::: Rows :::

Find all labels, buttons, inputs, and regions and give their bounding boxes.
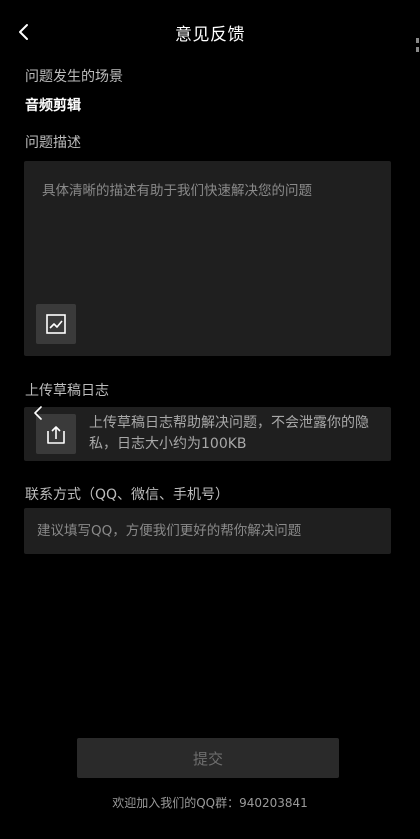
scene-value: 音频剪辑 — [25, 98, 81, 114]
contact-label: 联系方式（QQ、微信、手机号） — [25, 487, 230, 503]
scene-label: 问题发生的场景 — [25, 69, 123, 85]
floating-back-button[interactable] — [29, 403, 47, 423]
page-title: 意见反馈 — [175, 25, 245, 45]
upload-log-panel[interactable]: 上传草稿日志帮助解决问题，不会泄露你的隐私，日志大小约为100KB — [24, 407, 391, 461]
edge-decoration — [414, 36, 420, 56]
chevron-left-icon — [34, 406, 42, 420]
qq-group-info: 欢迎加入我们的QQ群：940203841 — [112, 796, 308, 810]
contact-input[interactable] — [37, 508, 382, 554]
description-label: 问题描述 — [25, 135, 81, 151]
description-panel — [24, 161, 391, 356]
feedback-page: 意见反馈 问题发生的场景 音频剪辑 问题描述 上传草稿日志 上传草稿日志帮助解决… — [0, 0, 420, 839]
add-image-button[interactable] — [36, 304, 76, 344]
contact-panel — [24, 508, 391, 554]
header: 意见反馈 — [0, 0, 420, 64]
submit-button[interactable]: 提交 — [77, 738, 339, 778]
upload-log-description: 上传草稿日志帮助解决问题，不会泄露你的隐私，日志大小约为100KB — [89, 415, 369, 452]
upload-icon — [47, 426, 65, 444]
description-input[interactable] — [42, 181, 372, 301]
upload-log-label: 上传草稿日志 — [25, 383, 109, 399]
image-icon — [46, 314, 66, 334]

:::

**What to work on**. Return every line of the records above verbatim, leaving out the pictures.

**The answer**.
Find all labels, buttons, inputs, and regions and give their bounding boxes.
scene-value: 音频剪辑 — [25, 98, 81, 114]
contact-label: 联系方式（QQ、微信、手机号） — [25, 487, 230, 503]
scene-label: 问题发生的场景 — [25, 69, 123, 85]
floating-back-button[interactable] — [29, 403, 47, 423]
page-title: 意见反馈 — [175, 25, 245, 45]
upload-log-panel[interactable]: 上传草稿日志帮助解决问题，不会泄露你的隐私，日志大小约为100KB — [24, 407, 391, 461]
edge-decoration — [414, 36, 420, 56]
chevron-left-icon — [34, 406, 42, 420]
qq-group-info: 欢迎加入我们的QQ群：940203841 — [112, 796, 308, 810]
contact-input[interactable] — [37, 508, 382, 554]
description-label: 问题描述 — [25, 135, 81, 151]
description-panel — [24, 161, 391, 356]
feedback-page: 意见反馈 问题发生的场景 音频剪辑 问题描述 上传草稿日志 上传草稿日志帮助解决… — [0, 0, 420, 839]
add-image-button[interactable] — [36, 304, 76, 344]
contact-panel — [24, 508, 391, 554]
header: 意见反馈 — [0, 0, 420, 64]
submit-button[interactable]: 提交 — [77, 738, 339, 778]
upload-log-description: 上传草稿日志帮助解决问题，不会泄露你的隐私，日志大小约为100KB — [89, 415, 369, 452]
upload-icon — [47, 426, 65, 444]
description-input[interactable] — [42, 181, 372, 301]
upload-log-label: 上传草稿日志 — [25, 383, 109, 399]
image-icon — [46, 314, 66, 334]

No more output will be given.